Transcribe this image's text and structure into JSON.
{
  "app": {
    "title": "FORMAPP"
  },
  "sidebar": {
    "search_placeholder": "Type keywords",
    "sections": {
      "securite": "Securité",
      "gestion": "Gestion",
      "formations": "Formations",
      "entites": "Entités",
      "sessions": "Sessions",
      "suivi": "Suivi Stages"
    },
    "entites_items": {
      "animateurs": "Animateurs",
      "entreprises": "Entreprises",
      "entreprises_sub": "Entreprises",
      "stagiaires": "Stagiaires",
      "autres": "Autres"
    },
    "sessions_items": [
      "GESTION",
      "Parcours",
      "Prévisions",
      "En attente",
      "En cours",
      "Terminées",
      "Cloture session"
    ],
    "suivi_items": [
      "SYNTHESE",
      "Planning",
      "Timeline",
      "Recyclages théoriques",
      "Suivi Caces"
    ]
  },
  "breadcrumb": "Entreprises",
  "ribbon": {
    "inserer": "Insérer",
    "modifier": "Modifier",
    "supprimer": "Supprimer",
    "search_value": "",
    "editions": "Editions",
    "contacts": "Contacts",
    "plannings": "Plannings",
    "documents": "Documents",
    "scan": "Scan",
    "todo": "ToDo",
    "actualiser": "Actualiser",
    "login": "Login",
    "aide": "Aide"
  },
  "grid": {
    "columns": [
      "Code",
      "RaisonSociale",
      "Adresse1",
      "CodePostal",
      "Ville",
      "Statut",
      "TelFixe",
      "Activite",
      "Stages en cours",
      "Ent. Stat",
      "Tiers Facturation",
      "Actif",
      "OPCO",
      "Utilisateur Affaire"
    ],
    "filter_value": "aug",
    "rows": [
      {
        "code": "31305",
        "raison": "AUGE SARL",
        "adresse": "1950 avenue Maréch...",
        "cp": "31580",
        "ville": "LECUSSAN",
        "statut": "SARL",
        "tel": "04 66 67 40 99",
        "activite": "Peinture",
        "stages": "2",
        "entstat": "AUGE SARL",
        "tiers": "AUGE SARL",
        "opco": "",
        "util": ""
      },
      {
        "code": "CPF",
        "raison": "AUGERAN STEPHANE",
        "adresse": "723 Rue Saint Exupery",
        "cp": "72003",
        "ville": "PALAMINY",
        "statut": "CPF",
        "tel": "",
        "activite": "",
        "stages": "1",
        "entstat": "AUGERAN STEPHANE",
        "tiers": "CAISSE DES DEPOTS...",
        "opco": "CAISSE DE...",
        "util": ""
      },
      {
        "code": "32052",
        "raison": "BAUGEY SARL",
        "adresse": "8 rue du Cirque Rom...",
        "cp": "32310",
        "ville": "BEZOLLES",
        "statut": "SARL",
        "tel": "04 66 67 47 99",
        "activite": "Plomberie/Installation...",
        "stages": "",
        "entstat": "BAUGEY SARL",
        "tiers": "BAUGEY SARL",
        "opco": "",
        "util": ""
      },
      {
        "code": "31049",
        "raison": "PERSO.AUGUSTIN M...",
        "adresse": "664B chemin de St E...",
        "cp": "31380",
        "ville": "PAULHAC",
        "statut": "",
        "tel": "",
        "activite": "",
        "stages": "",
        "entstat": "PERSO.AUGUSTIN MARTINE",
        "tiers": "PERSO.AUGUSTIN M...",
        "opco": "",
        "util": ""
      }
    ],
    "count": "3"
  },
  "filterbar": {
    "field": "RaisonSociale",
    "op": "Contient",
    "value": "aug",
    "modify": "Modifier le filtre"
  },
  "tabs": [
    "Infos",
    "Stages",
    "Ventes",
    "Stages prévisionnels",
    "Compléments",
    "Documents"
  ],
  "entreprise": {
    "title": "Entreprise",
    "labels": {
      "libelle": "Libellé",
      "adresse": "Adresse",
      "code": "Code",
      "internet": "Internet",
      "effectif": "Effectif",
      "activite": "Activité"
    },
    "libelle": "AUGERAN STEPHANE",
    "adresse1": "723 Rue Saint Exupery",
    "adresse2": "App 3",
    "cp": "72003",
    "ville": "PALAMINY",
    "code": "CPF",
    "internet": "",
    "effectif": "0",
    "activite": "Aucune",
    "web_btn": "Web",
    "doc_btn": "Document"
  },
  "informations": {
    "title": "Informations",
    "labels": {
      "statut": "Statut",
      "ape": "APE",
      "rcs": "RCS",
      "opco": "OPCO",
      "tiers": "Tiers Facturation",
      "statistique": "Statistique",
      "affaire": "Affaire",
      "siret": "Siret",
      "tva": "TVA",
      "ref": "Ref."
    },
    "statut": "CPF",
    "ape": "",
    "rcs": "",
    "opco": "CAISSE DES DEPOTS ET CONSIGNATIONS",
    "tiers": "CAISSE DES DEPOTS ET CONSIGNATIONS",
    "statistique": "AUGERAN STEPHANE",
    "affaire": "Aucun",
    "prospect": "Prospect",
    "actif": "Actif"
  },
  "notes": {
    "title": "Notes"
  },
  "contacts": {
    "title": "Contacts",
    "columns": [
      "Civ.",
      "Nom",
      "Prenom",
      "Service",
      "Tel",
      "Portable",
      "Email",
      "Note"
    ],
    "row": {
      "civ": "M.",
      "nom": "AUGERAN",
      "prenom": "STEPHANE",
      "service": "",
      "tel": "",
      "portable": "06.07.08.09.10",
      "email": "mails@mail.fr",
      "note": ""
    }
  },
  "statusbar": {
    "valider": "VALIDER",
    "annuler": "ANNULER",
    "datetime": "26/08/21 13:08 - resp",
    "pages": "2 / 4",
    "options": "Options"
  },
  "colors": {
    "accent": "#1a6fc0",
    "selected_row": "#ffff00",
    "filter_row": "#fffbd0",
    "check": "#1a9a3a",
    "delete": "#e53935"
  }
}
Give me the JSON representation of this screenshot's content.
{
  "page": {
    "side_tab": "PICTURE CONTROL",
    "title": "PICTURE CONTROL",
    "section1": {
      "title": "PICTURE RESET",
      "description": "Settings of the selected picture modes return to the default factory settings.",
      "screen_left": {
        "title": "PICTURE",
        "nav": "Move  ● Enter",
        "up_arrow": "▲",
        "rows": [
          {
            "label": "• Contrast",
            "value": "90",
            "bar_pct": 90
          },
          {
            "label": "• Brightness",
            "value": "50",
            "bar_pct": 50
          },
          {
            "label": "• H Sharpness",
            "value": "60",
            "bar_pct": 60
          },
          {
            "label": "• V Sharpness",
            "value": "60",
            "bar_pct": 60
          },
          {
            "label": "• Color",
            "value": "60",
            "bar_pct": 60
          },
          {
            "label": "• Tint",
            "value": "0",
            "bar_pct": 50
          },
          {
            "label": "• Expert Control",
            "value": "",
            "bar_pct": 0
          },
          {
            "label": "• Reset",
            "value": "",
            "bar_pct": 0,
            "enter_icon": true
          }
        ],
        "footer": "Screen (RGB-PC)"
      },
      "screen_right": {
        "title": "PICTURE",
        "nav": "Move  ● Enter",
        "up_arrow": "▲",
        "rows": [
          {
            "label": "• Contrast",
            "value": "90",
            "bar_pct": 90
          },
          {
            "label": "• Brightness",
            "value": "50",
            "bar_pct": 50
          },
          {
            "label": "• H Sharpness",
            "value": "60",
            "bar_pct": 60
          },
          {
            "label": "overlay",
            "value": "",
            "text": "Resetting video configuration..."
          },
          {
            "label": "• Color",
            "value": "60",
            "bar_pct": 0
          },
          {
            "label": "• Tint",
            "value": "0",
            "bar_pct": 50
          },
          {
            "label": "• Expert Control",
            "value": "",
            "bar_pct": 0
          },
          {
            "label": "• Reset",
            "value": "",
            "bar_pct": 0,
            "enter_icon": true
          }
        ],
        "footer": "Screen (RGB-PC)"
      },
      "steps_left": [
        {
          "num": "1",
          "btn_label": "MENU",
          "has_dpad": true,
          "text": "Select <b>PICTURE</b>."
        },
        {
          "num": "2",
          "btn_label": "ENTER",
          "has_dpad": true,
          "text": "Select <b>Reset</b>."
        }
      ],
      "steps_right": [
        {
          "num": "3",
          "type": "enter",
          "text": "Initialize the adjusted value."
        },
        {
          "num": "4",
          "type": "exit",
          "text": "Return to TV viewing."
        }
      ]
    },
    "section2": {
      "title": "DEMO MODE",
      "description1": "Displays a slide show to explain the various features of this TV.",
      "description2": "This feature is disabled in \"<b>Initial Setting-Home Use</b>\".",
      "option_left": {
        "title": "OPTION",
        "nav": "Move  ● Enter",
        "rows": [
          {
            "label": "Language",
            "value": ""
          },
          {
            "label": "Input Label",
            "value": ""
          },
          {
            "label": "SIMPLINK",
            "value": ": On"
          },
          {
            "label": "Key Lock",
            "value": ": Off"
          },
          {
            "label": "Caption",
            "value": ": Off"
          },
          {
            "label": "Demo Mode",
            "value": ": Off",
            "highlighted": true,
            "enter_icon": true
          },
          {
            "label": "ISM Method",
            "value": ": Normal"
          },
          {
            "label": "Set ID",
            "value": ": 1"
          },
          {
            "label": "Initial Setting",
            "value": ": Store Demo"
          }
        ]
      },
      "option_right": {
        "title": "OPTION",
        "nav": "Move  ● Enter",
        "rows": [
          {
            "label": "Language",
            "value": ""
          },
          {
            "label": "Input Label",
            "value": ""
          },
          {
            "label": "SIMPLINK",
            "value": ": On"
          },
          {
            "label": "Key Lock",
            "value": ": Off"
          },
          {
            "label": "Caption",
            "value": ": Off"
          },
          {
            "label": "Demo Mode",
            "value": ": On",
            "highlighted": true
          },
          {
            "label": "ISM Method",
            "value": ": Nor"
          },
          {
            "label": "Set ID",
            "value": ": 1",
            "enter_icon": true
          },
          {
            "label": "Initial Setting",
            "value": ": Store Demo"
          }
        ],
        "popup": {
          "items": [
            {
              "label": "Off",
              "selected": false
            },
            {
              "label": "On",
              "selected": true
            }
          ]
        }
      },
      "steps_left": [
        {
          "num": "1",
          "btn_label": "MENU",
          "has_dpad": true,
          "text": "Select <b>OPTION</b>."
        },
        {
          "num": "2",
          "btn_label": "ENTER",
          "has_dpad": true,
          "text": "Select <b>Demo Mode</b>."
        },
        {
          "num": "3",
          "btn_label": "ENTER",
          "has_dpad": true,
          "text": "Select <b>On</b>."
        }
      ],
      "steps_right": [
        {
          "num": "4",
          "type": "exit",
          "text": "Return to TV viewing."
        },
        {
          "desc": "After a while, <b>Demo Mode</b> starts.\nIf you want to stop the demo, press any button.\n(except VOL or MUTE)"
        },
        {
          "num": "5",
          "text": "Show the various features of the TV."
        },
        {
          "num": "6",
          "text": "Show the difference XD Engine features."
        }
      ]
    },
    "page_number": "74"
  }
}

- Short exercise
Collect the complete line wherever the string "AUGERAN" appears in the records.

- Output for this task
        "raison": "AUGERAN STEPHANE",
        "entstat": "AUGERAN STEPHANE",
    "libelle": "AUGERAN STEPHANE",
    "statistique": "AUGERAN STEPHANE",
      "nom": "AUGERAN",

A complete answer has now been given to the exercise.